Copy all of the records below verbatim.

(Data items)

-------------------------

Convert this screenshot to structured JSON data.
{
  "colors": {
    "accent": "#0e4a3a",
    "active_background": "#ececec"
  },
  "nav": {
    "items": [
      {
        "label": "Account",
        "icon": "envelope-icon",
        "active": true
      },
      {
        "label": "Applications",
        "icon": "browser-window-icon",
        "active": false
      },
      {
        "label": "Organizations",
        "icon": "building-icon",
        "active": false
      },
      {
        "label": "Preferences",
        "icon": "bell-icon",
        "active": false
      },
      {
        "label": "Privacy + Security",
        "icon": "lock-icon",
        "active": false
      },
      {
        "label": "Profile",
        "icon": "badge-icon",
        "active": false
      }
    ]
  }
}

-------------------------

**RESULT OF THIS EXERCISE**
Convert this screenshot to structured JSON data.
{
  "colors": {
    "accent": "#0e4a3a",
    "active_background": "#ececec"
  },
  "nav": {
    "items": [
      {
        "label": "Account",
        "icon": "envelope-icon",
        "active": true
      },
      {
        "label": "Applications",
        "icon": "browser-window-icon",
        "active": false
      },
      {
        "label": "Organizations",
        "icon": "building-icon",
        "active": false
      },
      {
        "label": "Preferences",
        "icon": "bell-icon",
        "active": false
      },
      {
        "label": "Privacy + Security",
        "icon": "lock-icon",
        "active": false
      },
      {
        "label": "Profile",
        "icon": "badge-icon",
        "active": false
      }
    ]
  }
}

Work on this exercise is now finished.